*Directions*: Reproduce word for word the part of the study-limitations passage that opens with the words containing "There are several" and closes with "cells in vivo.".

*Study text*:
There are several limitations of this study. The recent studies report different application dosage, frequency, and duration of PTH (1–34)[18, 42, 43]. The regeneration of tissue-engineered meniscus in vivo is a multi-step dynamic process, and the variations in PTH (1–34) application to a certain factor may cause different effects[21, 44]. In the present study, although the PTH (1–34) promoted the effects of BMSCs-3D printed scaffold for total meniscal substitution, cartilage degradation was not completely prevented. Therefore, further optimization of the administration time, dosage, and mode is needed, and further follow-up studies should be undertaken to enhance the adjuvant effect of PTH (1–34) on the regeneration of tissue-engineered meniscus with BMSCs as seed cells in vivo.

*Information*:
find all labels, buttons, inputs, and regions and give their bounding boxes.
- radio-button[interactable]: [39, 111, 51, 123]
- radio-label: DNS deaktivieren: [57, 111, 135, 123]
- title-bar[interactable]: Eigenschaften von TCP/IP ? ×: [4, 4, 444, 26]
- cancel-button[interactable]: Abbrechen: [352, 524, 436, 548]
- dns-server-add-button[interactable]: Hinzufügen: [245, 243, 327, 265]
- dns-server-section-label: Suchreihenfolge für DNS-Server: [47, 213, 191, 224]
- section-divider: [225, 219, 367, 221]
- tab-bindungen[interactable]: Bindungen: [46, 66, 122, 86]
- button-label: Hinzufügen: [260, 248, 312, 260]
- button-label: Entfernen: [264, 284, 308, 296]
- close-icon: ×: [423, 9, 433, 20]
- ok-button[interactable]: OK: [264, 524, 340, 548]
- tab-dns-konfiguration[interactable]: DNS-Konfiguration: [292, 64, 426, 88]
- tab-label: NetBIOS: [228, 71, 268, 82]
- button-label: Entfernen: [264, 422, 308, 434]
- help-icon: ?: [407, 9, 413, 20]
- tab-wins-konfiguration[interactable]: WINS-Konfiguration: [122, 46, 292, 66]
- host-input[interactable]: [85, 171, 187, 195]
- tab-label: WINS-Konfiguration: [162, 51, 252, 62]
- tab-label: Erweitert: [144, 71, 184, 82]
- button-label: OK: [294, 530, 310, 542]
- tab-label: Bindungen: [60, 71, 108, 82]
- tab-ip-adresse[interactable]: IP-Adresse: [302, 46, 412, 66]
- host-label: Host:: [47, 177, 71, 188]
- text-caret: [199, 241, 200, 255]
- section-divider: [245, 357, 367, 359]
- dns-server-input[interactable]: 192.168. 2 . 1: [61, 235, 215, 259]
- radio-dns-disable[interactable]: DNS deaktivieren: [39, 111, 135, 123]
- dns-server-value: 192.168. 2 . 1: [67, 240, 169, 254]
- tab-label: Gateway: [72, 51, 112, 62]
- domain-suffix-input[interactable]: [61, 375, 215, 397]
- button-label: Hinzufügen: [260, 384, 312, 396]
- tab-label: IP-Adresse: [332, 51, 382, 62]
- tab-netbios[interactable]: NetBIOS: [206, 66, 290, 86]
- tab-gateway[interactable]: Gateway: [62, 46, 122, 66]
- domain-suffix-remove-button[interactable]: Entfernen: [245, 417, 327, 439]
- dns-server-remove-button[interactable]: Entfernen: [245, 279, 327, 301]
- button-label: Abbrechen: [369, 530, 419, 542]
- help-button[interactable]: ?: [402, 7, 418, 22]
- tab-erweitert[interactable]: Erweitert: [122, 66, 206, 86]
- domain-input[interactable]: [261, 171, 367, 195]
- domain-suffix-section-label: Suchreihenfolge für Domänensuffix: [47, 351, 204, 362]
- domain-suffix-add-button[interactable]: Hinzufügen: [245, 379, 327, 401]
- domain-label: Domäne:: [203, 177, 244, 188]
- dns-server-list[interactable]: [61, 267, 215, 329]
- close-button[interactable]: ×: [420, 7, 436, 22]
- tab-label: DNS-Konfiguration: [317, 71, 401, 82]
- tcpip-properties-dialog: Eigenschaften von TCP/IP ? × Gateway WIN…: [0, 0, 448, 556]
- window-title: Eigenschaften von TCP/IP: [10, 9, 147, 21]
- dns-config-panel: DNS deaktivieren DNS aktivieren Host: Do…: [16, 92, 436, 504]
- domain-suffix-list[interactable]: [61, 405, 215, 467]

*Task solution*:
There are several limitations of this study. The recent studies report different application dosage, frequency, and duration of PTH (1–34)[18, 42, 43]. The regeneration of tissue-engineered meniscus in vivo is a multi-step dynamic process, and the variations in PTH (1–34) application to a certain factor may cause different effects[21, 44]. In the present study, although the PTH (1–34) promoted the effects of BMSCs-3D printed scaffold for total meniscal substitution, cartilage degradation was not completely prevented. Therefore, further optimization of the administration time, dosage, and mode is needed, and further follow-up studies should be undertaken to enhance the adjuvant effect of PTH (1–34) on the regeneration of tissue-engineered meniscus with BMSCs as seed cells in vivo.